Do this:
Every entry below must appear again, exactly as written.
========
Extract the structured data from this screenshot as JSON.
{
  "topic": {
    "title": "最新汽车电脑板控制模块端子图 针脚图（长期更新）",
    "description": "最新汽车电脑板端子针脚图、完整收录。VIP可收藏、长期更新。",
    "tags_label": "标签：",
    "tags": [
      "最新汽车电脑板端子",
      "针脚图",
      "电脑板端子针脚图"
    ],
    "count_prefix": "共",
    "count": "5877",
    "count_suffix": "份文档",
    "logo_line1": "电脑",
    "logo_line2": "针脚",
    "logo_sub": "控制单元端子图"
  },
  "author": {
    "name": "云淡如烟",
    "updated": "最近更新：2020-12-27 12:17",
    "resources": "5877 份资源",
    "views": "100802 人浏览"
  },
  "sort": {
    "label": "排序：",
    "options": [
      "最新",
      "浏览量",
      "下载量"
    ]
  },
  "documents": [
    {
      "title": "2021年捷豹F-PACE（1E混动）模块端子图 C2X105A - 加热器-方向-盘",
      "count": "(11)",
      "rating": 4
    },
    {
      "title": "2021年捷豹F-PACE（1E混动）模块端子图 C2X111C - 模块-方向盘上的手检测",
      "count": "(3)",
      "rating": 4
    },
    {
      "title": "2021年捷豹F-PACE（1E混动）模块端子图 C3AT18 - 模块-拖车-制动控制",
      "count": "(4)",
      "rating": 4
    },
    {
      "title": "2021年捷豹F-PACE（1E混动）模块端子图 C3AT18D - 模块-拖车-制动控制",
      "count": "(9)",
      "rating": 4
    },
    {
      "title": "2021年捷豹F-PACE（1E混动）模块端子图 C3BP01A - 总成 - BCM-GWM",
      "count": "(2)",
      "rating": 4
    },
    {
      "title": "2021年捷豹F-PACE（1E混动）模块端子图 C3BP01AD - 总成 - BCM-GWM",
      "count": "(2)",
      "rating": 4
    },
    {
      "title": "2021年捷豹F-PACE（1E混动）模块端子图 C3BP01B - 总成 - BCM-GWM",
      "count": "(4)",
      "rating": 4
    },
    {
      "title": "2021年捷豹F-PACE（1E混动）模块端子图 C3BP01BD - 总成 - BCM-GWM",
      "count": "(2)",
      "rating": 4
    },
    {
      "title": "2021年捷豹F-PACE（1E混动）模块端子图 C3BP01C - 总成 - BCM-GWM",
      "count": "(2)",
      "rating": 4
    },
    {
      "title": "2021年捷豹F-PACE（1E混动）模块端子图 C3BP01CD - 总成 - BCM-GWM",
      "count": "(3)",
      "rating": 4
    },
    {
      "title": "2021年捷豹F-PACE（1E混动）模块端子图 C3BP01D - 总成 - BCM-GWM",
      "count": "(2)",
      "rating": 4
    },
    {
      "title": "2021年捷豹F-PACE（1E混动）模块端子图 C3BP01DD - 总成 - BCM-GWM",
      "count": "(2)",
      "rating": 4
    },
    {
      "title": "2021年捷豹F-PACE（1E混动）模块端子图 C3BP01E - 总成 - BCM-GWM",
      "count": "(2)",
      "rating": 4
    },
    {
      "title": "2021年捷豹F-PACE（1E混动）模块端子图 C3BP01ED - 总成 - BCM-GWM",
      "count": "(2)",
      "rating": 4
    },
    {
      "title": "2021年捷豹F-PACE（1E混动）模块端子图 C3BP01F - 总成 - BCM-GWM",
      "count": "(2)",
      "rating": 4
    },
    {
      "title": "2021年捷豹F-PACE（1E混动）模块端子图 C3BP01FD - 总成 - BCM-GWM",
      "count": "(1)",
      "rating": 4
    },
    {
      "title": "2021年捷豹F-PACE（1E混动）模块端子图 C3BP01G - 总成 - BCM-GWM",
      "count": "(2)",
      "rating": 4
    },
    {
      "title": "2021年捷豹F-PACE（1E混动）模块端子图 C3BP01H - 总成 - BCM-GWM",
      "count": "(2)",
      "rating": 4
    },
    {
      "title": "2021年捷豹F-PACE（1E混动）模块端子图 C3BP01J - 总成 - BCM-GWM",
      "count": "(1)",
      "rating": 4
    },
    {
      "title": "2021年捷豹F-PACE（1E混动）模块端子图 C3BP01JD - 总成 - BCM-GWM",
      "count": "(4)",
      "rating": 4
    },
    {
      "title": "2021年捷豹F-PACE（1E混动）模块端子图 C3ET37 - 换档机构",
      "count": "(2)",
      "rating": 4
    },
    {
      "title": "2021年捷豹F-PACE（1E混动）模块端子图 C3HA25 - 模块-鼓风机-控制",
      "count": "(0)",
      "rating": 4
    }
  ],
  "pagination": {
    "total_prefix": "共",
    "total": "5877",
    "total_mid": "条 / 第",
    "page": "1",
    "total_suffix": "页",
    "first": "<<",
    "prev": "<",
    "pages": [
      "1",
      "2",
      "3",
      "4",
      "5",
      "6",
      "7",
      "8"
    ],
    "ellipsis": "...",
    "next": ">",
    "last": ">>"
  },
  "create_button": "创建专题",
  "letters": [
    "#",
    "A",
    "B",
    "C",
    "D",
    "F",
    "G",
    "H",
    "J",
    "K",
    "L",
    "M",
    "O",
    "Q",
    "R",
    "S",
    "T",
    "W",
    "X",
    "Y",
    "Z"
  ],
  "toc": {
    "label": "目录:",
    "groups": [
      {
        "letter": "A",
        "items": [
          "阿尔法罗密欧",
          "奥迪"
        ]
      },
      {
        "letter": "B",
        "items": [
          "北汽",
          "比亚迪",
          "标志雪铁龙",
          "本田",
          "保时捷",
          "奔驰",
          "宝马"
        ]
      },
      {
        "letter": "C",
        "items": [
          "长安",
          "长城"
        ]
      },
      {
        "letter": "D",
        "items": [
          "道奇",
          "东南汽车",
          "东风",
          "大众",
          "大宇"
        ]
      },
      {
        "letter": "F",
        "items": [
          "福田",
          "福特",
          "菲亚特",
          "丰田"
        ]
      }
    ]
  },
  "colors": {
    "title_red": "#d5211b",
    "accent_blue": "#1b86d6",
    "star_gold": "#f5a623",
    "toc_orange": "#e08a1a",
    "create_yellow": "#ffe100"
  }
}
========
Problem solution:
Extract the structured data from this screenshot as JSON.
{
  "topic": {
    "title": "最新汽车电脑板控制模块端子图 针脚图（长期更新）",
    "description": "最新汽车电脑板端子针脚图、完整收录。VIP可收藏、长期更新。",
    "tags_label": "标签：",
    "tags": [
      "最新汽车电脑板端子",
      "针脚图",
      "电脑板端子针脚图"
    ],
    "count_prefix": "共",
    "count": "5877",
    "count_suffix": "份文档",
    "logo_line1": "电脑",
    "logo_line2": "针脚",
    "logo_sub": "控制单元端子图"
  },
  "author": {
    "name": "云淡如烟",
    "updated": "最近更新：2020-12-27 12:17",
    "resources": "5877 份资源",
    "views": "100802 人浏览"
  },
  "sort": {
    "label": "排序：",
    "options": [
      "最新",
      "浏览量",
      "下载量"
    ]
  },
  "documents": [
    {
      "title": "2021年捷豹F-PACE（1E混动）模块端子图 C2X105A - 加热器-方向-盘",
      "count": "(11)",
      "rating": 4
    },
    {
      "title": "2021年捷豹F-PACE（1E混动）模块端子图 C2X111C - 模块-方向盘上的手检测",
      "count": "(3)",
      "rating": 4
    },
    {
      "title": "2021年捷豹F-PACE（1E混动）模块端子图 C3AT18 - 模块-拖车-制动控制",
      "count": "(4)",
      "rating": 4
    },
    {
      "title": "2021年捷豹F-PACE（1E混动）模块端子图 C3AT18D - 模块-拖车-制动控制",
      "count": "(9)",
      "rating": 4
    },
    {
      "title": "2021年捷豹F-PACE（1E混动）模块端子图 C3BP01A - 总成 - BCM-GWM",
      "count": "(2)",
      "rating": 4
    },
    {
      "title": "2021年捷豹F-PACE（1E混动）模块端子图 C3BP01AD - 总成 - BCM-GWM",
      "count": "(2)",
      "rating": 4
    },
    {
      "title": "2021年捷豹F-PACE（1E混动）模块端子图 C3BP01B - 总成 - BCM-GWM",
      "count": "(4)",
      "rating": 4
    },
    {
      "title": "2021年捷豹F-PACE（1E混动）模块端子图 C3BP01BD - 总成 - BCM-GWM",
      "count": "(2)",
      "rating": 4
    },
    {
      "title": "2021年捷豹F-PACE（1E混动）模块端子图 C3BP01C - 总成 - BCM-GWM",
      "count": "(2)",
      "rating": 4
    },
    {
      "title": "2021年捷豹F-PACE（1E混动）模块端子图 C3BP01CD - 总成 - BCM-GWM",
      "count": "(3)",
      "rating": 4
    },
    {
      "title": "2021年捷豹F-PACE（1E混动）模块端子图 C3BP01D - 总成 - BCM-GWM",
      "count": "(2)",
      "rating": 4
    },
    {
      "title": "2021年捷豹F-PACE（1E混动）模块端子图 C3BP01DD - 总成 - BCM-GWM",
      "count": "(2)",
      "rating": 4
    },
    {
      "title": "2021年捷豹F-PACE（1E混动）模块端子图 C3BP01E - 总成 - BCM-GWM",
      "count": "(2)",
      "rating": 4
    },
    {
      "title": "2021年捷豹F-PACE（1E混动）模块端子图 C3BP01ED - 总成 - BCM-GWM",
      "count": "(2)",
      "rating": 4
    },
    {
      "title": "2021年捷豹F-PACE（1E混动）模块端子图 C3BP01F - 总成 - BCM-GWM",
      "count": "(2)",
      "rating": 4
    },
    {
      "title": "2021年捷豹F-PACE（1E混动）模块端子图 C3BP01FD - 总成 - BCM-GWM",
      "count": "(1)",
      "rating": 4
    },
    {
      "title": "2021年捷豹F-PACE（1E混动）模块端子图 C3BP01G - 总成 - BCM-GWM",
      "count": "(2)",
      "rating": 4
    },
    {
      "title": "2021年捷豹F-PACE（1E混动）模块端子图 C3BP01H - 总成 - BCM-GWM",
      "count": "(2)",
      "rating": 4
    },
    {
      "title": "2021年捷豹F-PACE（1E混动）模块端子图 C3BP01J - 总成 - BCM-GWM",
      "count": "(1)",
      "rating": 4
    },
    {
      "title": "2021年捷豹F-PACE（1E混动）模块端子图 C3BP01JD - 总成 - BCM-GWM",
      "count": "(4)",
      "rating": 4
    },
    {
      "title": "2021年捷豹F-PACE（1E混动）模块端子图 C3ET37 - 换档机构",
      "count": "(2)",
      "rating": 4
    },
    {
      "title": "2021年捷豹F-PACE（1E混动）模块端子图 C3HA25 - 模块-鼓风机-控制",
      "count": "(0)",
      "rating": 4
    }
  ],
  "pagination": {
    "total_prefix": "共",
    "total": "5877",
    "total_mid": "条 / 第",
    "page": "1",
    "total_suffix": "页",
    "first": "<<",
    "prev": "<",
    "pages": [
      "1",
      "2",
      "3",
      "4",
      "5",
      "6",
      "7",
      "8"
    ],
    "ellipsis": "...",
    "next": ">",
    "last": ">>"
  },
  "create_button": "创建专题",
  "letters": [
    "#",
    "A",
    "B",
    "C",
    "D",
    "F",
    "G",
    "H",
    "J",
    "K",
    "L",
    "M",
    "O",
    "Q",
    "R",
    "S",
    "T",
    "W",
    "X",
    "Y",
    "Z"
  ],
  "toc": {
    "label": "目录:",
    "groups": [
      {
        "letter": "A",
        "items": [
          "阿尔法罗密欧",
          "奥迪"
        ]
      },
      {
        "letter": "B",
        "items": [
          "北汽",
          "比亚迪",
          "标志雪铁龙",
          "本田",
          "保时捷",
          "奔驰",
          "宝马"
        ]
      },
      {
        "letter": "C",
        "items": [
          "长安",
          "长城"
        ]
      },
      {
        "letter": "D",
        "items": [
          "道奇",
          "东南汽车",
          "东风",
          "大众",
          "大宇"
        ]
      },
      {
        "letter": "F",
        "items": [
          "福田",
          "福特",
          "菲亚特",
          "丰田"
        ]
      }
    ]
  },
  "colors": {
    "title_red": "#d5211b",
    "accent_blue": "#1b86d6",
    "star_gold": "#f5a623",
    "toc_orange": "#e08a1a",
    "create_yellow": "#ffe100"
  }
}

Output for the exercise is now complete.